## [Exercise]
Each entry below should be echoed exactly, with pictures omitted.

## [Data lines]
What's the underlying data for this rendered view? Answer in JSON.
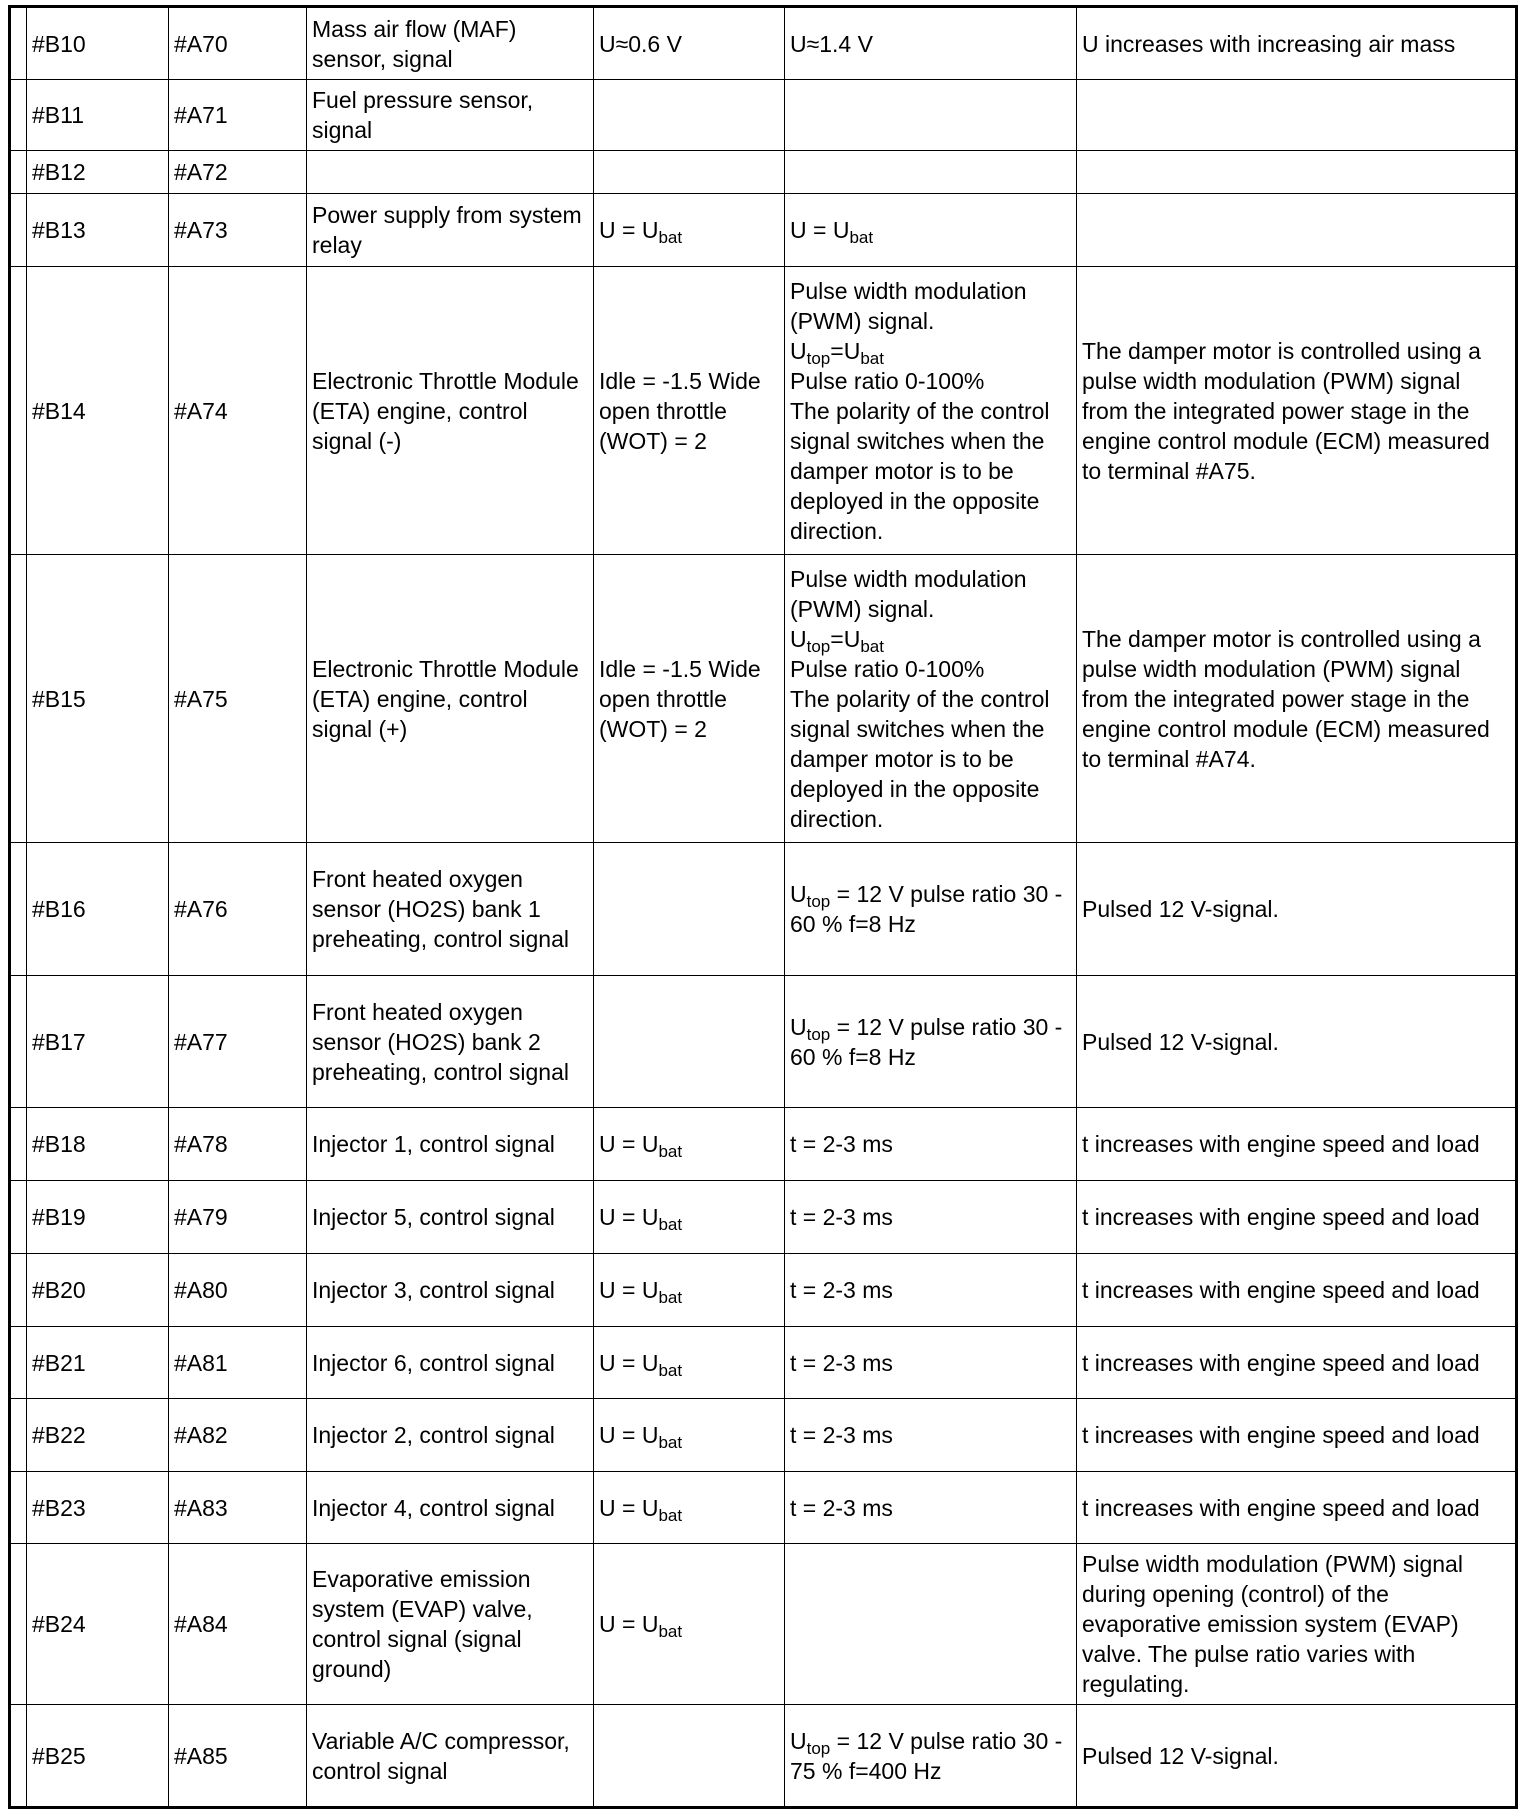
{
  "columns_count": 7,
  "rows": [
    {
      "b": "#B10",
      "a": "#A70",
      "desc": "Mass air flow (MAF) sensor, signal",
      "v1": [
        "U≈0.6 V"
      ],
      "v2": [
        "U≈1.4 V"
      ],
      "note": "U increases with increasing air mass"
    },
    {
      "b": "#B11",
      "a": "#A71",
      "desc": "Fuel pressure sensor, signal",
      "v1": [],
      "v2": [],
      "note": ""
    },
    {
      "b": "#B12",
      "a": "#A72",
      "desc": "",
      "v1": [],
      "v2": [],
      "note": ""
    },
    {
      "b": "#B13",
      "a": "#A73",
      "desc": "Power supply from system relay",
      "v1": [
        "U = U",
        {
          "sub": "bat"
        }
      ],
      "v2": [
        "U = U",
        {
          "sub": "bat"
        }
      ],
      "note": ""
    },
    {
      "b": "#B14",
      "a": "#A74",
      "desc": "Electronic Throttle Module (ETA) engine, control signal (-)",
      "v1": [
        "Idle = -1.5 Wide open throttle (WOT) = 2"
      ],
      "v2": [
        "Pulse width modulation (PWM) signal.",
        {
          "br": 1
        },
        "U",
        {
          "sub": "top"
        },
        "=U",
        {
          "sub": "bat"
        },
        {
          "br": 1
        },
        "Pulse ratio 0-100%",
        {
          "br": 1
        },
        "The polarity of the control signal switches when the damper motor is to be deployed in the opposite direction."
      ],
      "note": "The damper motor is controlled using a pulse width modulation (PWM) signal from the integrated power stage in the engine control module (ECM) measured to terminal #A75."
    },
    {
      "b": "#B15",
      "a": "#A75",
      "desc": "Electronic Throttle Module (ETA) engine, control signal (+)",
      "v1": [
        "Idle = -1.5 Wide open throttle (WOT) = 2"
      ],
      "v2": [
        "Pulse width modulation (PWM) signal.",
        {
          "br": 1
        },
        "U",
        {
          "sub": "top"
        },
        "=U",
        {
          "sub": "bat"
        },
        {
          "br": 1
        },
        "Pulse ratio 0-100%",
        {
          "br": 1
        },
        "The polarity of the control signal switches when the damper motor is to be deployed in the opposite direction."
      ],
      "note": "The damper motor is controlled using a pulse width modulation (PWM) signal from the integrated power stage in the engine control module (ECM) measured to terminal #A74."
    },
    {
      "b": "#B16",
      "a": "#A76",
      "desc": "Front heated oxygen sensor (HO2S) bank 1 preheating, control signal",
      "v1": [],
      "v2": [
        "U",
        {
          "sub": "top"
        },
        " = 12 V pulse ratio 30 - 60 % f=8 Hz"
      ],
      "note": "Pulsed 12 V-signal."
    },
    {
      "b": "#B17",
      "a": "#A77",
      "desc": "Front heated oxygen sensor (HO2S) bank 2 preheating, control signal",
      "v1": [],
      "v2": [
        "U",
        {
          "sub": "top"
        },
        " = 12 V pulse ratio 30 - 60 % f=8 Hz"
      ],
      "note": "Pulsed 12 V-signal."
    },
    {
      "b": "#B18",
      "a": "#A78",
      "desc": "Injector 1, control signal",
      "v1": [
        "U = U",
        {
          "sub": "bat"
        }
      ],
      "v2": [
        "t = 2-3 ms"
      ],
      "note": "t increases with engine speed and load"
    },
    {
      "b": "#B19",
      "a": "#A79",
      "desc": "Injector 5, control signal",
      "v1": [
        "U = U",
        {
          "sub": "bat"
        }
      ],
      "v2": [
        "t = 2-3 ms"
      ],
      "note": "t increases with engine speed and load"
    },
    {
      "b": "#B20",
      "a": "#A80",
      "desc": "Injector 3, control signal",
      "v1": [
        "U = U",
        {
          "sub": "bat"
        }
      ],
      "v2": [
        "t = 2-3 ms"
      ],
      "note": "t increases with engine speed and load"
    },
    {
      "b": "#B21",
      "a": "#A81",
      "desc": "Injector 6, control signal",
      "v1": [
        "U = U",
        {
          "sub": "bat"
        }
      ],
      "v2": [
        "t = 2-3 ms"
      ],
      "note": "t increases with engine speed and load"
    },
    {
      "b": "#B22",
      "a": "#A82",
      "desc": "Injector 2, control signal",
      "v1": [
        "U = U",
        {
          "sub": "bat"
        }
      ],
      "v2": [
        "t = 2-3 ms"
      ],
      "note": "t increases with engine speed and load"
    },
    {
      "b": "#B23",
      "a": "#A83",
      "desc": "Injector 4, control signal",
      "v1": [
        "U = U",
        {
          "sub": "bat"
        }
      ],
      "v2": [
        "t = 2-3 ms"
      ],
      "note": "t increases with engine speed and load"
    },
    {
      "b": "#B24",
      "a": "#A84",
      "desc": "Evaporative emission system (EVAP) valve, control signal (signal ground)",
      "v1": [
        "U = U",
        {
          "sub": "bat"
        }
      ],
      "v2": [],
      "note": "Pulse width modulation (PWM) signal during opening (control) of the evaporative emission system (EVAP) valve. The pulse ratio varies with regulating."
    },
    {
      "b": "#B25",
      "a": "#A85",
      "desc": "Variable A/C compressor, control signal",
      "v1": [],
      "v2": [
        "U",
        {
          "sub": "top"
        },
        " = 12 V pulse ratio 30 - 75 % f=400 Hz"
      ],
      "note": "Pulsed 12 V-signal."
    }
  ]
}
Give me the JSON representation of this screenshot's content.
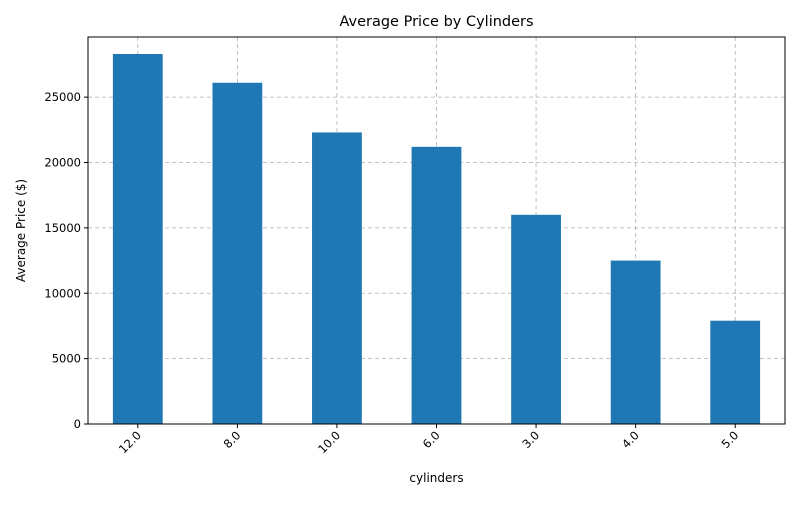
{
  "chart_data": {
    "type": "bar",
    "title": "Average Price by Cylinders",
    "xlabel": "cylinders",
    "ylabel": "Average Price ($)",
    "categories": [
      "12.0",
      "8.0",
      "10.0",
      "6.0",
      "3.0",
      "4.0",
      "5.0"
    ],
    "values": [
      28300,
      26100,
      22300,
      21200,
      16000,
      12500,
      7900
    ],
    "ylim": [
      0,
      29600
    ],
    "yticks": [
      0,
      5000,
      10000,
      15000,
      20000,
      25000
    ],
    "grid": true,
    "bar_color": "#1f77b4",
    "grid_color": "#b0b0b0"
  }
}
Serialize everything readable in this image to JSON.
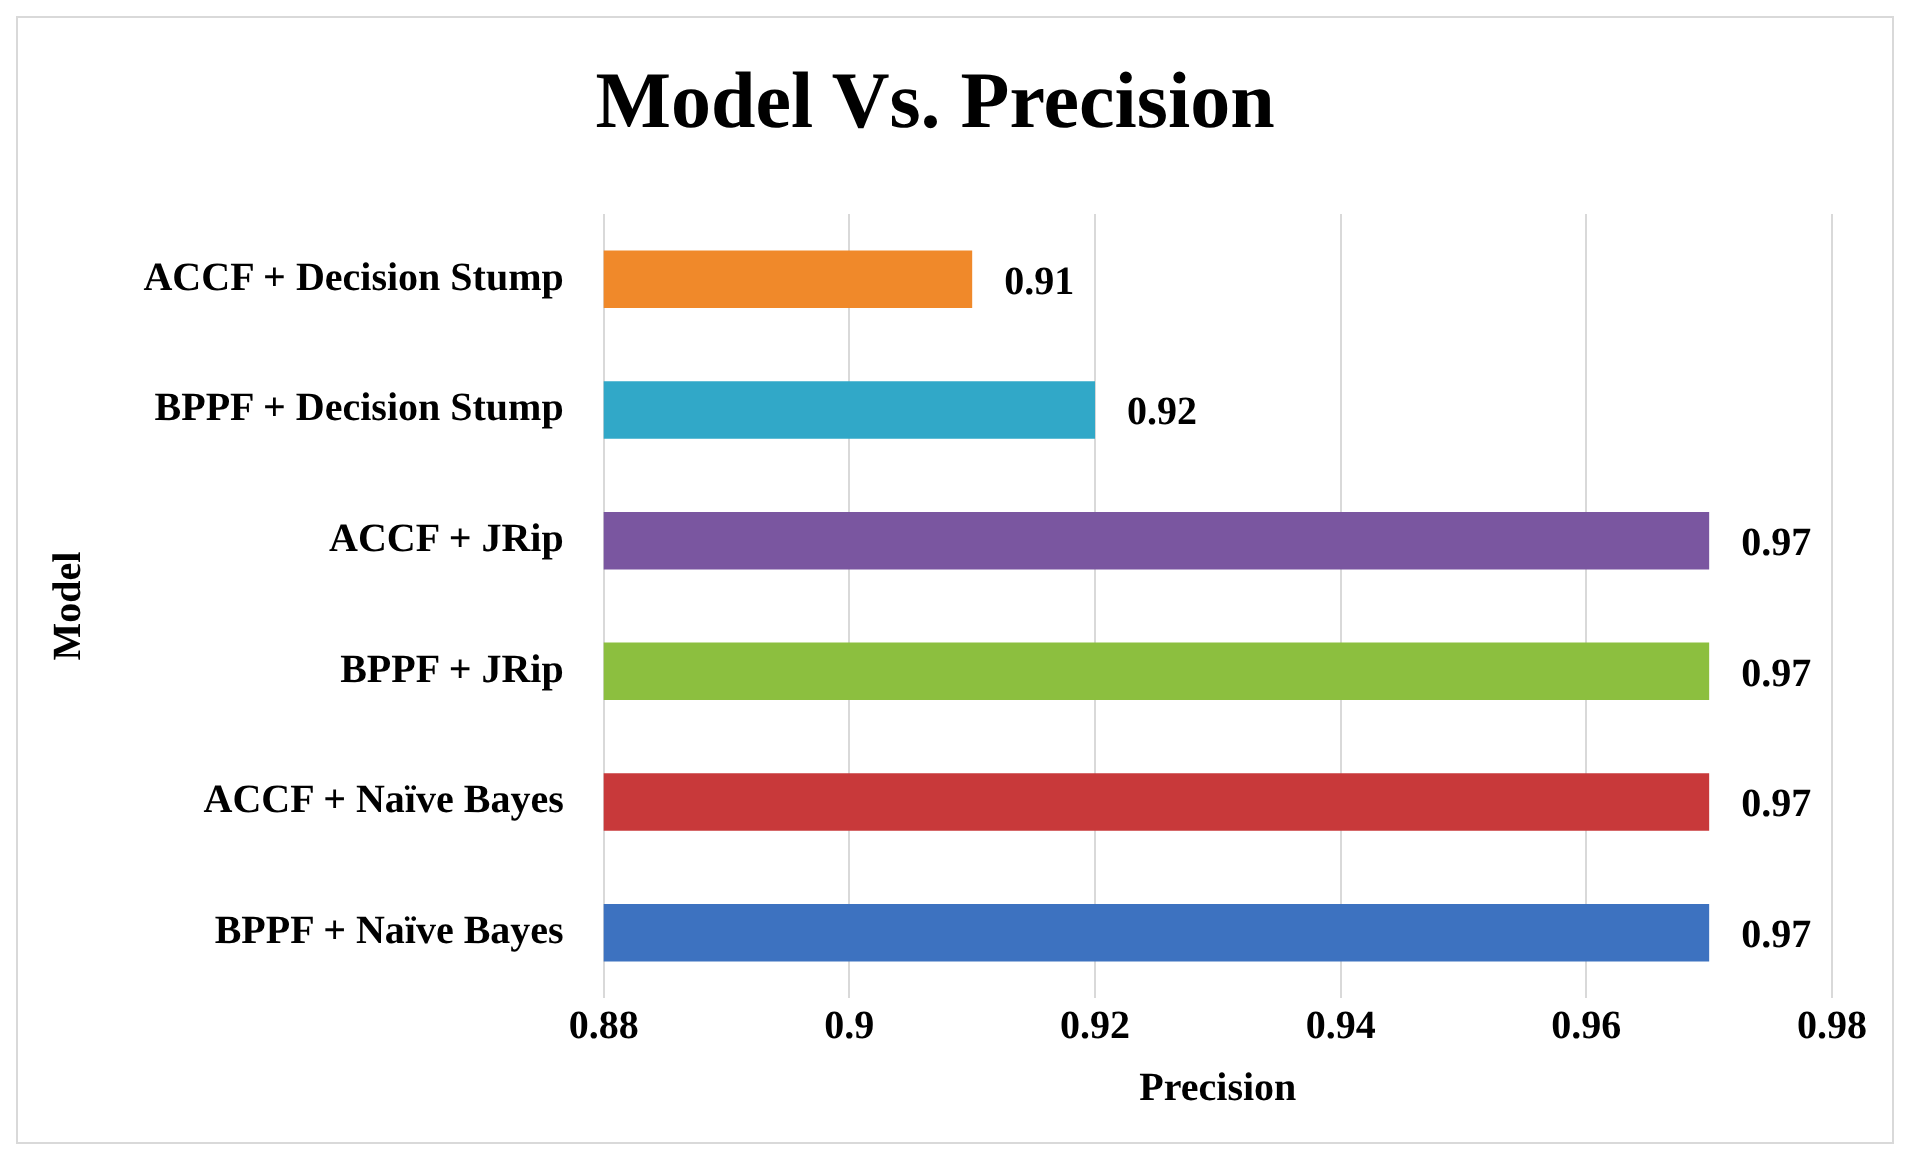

## [The reply]
What's the underlying data for this rendered view? Answer in JSON.
{
  "columns_count": 7,
  "rows": [
    {
      "b": "#B10",
      "a": "#A70",
      "desc": "Mass air flow (MAF) sensor, signal",
      "v1": [
        "U≈0.6 V"
      ],
      "v2": [
        "U≈1.4 V"
      ],
      "note": "U increases with increasing air mass"
    },
    {
      "b": "#B11",
      "a": "#A71",
      "desc": "Fuel pressure sensor, signal",
      "v1": [],
      "v2": [],
      "note": ""
    },
    {
      "b": "#B12",
      "a": "#A72",
      "desc": "",
      "v1": [],
      "v2": [],
      "note": ""
    },
    {
      "b": "#B13",
      "a": "#A73",
      "desc": "Power supply from system relay",
      "v1": [
        "U = U",
        {
          "sub": "bat"
        }
      ],
      "v2": [
        "U = U",
        {
          "sub": "bat"
        }
      ],
      "note": ""
    },
    {
      "b": "#B14",
      "a": "#A74",
      "desc": "Electronic Throttle Module (ETA) engine, control signal (-)",
      "v1": [
        "Idle = -1.5 Wide open throttle (WOT) = 2"
      ],
      "v2": [
        "Pulse width modulation (PWM) signal.",
        {
          "br": 1
        },
        "U",
        {
          "sub": "top"
        },
        "=U",
        {
          "sub": "bat"
        },
        {
          "br": 1
        },
        "Pulse ratio 0-100%",
        {
          "br": 1
        },
        "The polarity of the control signal switches when the damper motor is to be deployed in the opposite direction."
      ],
      "note": "The damper motor is controlled using a pulse width modulation (PWM) signal from the integrated power stage in the engine control module (ECM) measured to terminal #A75."
    },
    {
      "b": "#B15",
      "a": "#A75",
      "desc": "Electronic Throttle Module (ETA) engine, control signal (+)",
      "v1": [
        "Idle = -1.5 Wide open throttle (WOT) = 2"
      ],
      "v2": [
        "Pulse width modulation (PWM) signal.",
        {
          "br": 1
        },
        "U",
        {
          "sub": "top"
        },
        "=U",
        {
          "sub": "bat"
        },
        {
          "br": 1
        },
        "Pulse ratio 0-100%",
        {
          "br": 1
        },
        "The polarity of the control signal switches when the damper motor is to be deployed in the opposite direction."
      ],
      "note": "The damper motor is controlled using a pulse width modulation (PWM) signal from the integrated power stage in the engine control module (ECM) measured to terminal #A74."
    },
    {
      "b": "#B16",
      "a": "#A76",
      "desc": "Front heated oxygen sensor (HO2S) bank 1 preheating, control signal",
      "v1": [],
      "v2": [
        "U",
        {
          "sub": "top"
        },
        " = 12 V pulse ratio 30 - 60 % f=8 Hz"
      ],
      "note": "Pulsed 12 V-signal."
    },
    {
      "b": "#B17",
      "a": "#A77",
      "desc": "Front heated oxygen sensor (HO2S) bank 2 preheating, control signal",
      "v1": [],
      "v2": [
        "U",
        {
          "sub": "top"
        },
        " = 12 V pulse ratio 30 - 60 % f=8 Hz"
      ],
      "note": "Pulsed 12 V-signal."
    },
    {
      "b": "#B18",
      "a": "#A78",
      "desc": "Injector 1, control signal",
      "v1": [
        "U = U",
        {
          "sub": "bat"
        }
      ],
      "v2": [
        "t = 2-3 ms"
      ],
      "note": "t increases with engine speed and load"
    },
    {
      "b": "#B19",
      "a": "#A79",
      "desc": "Injector 5, control signal",
      "v1": [
        "U = U",
        {
          "sub": "bat"
        }
      ],
      "v2": [
        "t = 2-3 ms"
      ],
      "note": "t increases with engine speed and load"
    },
    {
      "b": "#B20",
      "a": "#A80",
      "desc": "Injector 3, control signal",
      "v1": [
        "U = U",
        {
          "sub": "bat"
        }
      ],
      "v2": [
        "t = 2-3 ms"
      ],
      "note": "t increases with engine speed and load"
    },
    {
      "b": "#B21",
      "a": "#A81",
      "desc": "Injector 6, control signal",
      "v1": [
        "U = U",
        {
          "sub": "bat"
        }
      ],
      "v2": [
        "t = 2-3 ms"
      ],
      "note": "t increases with engine speed and load"
    },
    {
      "b": "#B22",
      "a": "#A82",
      "desc": "Injector 2, control signal",
      "v1": [
        "U = U",
        {
          "sub": "bat"
        }
      ],
      "v2": [
        "t = 2-3 ms"
      ],
      "note": "t increases with engine speed and load"
    },
    {
      "b": "#B23",
      "a": "#A83",
      "desc": "Injector 4, control signal",
      "v1": [
        "U = U",
        {
          "sub": "bat"
        }
      ],
      "v2": [
        "t = 2-3 ms"
      ],
      "note": "t increases with engine speed and load"
    },
    {
      "b": "#B24",
      "a": "#A84",
      "desc": "Evaporative emission system (EVAP) valve, control signal (signal ground)",
      "v1": [
        "U = U",
        {
          "sub": "bat"
        }
      ],
      "v2": [],
      "note": "Pulse width modulation (PWM) signal during opening (control) of the evaporative emission system (EVAP) valve. The pulse ratio varies with regulating."
    },
    {
      "b": "#B25",
      "a": "#A85",
      "desc": "Variable A/C compressor, control signal",
      "v1": [],
      "v2": [
        "U",
        {
          "sub": "top"
        },
        " = 12 V pulse ratio 30 - 75 % f=400 Hz"
      ],
      "note": "Pulsed 12 V-signal."
    }
  ]
}
Give me the JSON representation of this screenshot's content.
{
  "chart_data": {
    "type": "bar",
    "title": "Average Price by Cylinders",
    "xlabel": "cylinders",
    "ylabel": "Average Price ($)",
    "categories": [
      "12.0",
      "8.0",
      "10.0",
      "6.0",
      "3.0",
      "4.0",
      "5.0"
    ],
    "values": [
      28300,
      26100,
      22300,
      21200,
      16000,
      12500,
      7900
    ],
    "ylim": [
      0,
      29600
    ],
    "yticks": [
      0,
      5000,
      10000,
      15000,
      20000,
      25000
    ],
    "grid": true,
    "bar_color": "#1f77b4",
    "grid_color": "#b0b0b0"
  }
}
Serialize everything readable in this image to JSON.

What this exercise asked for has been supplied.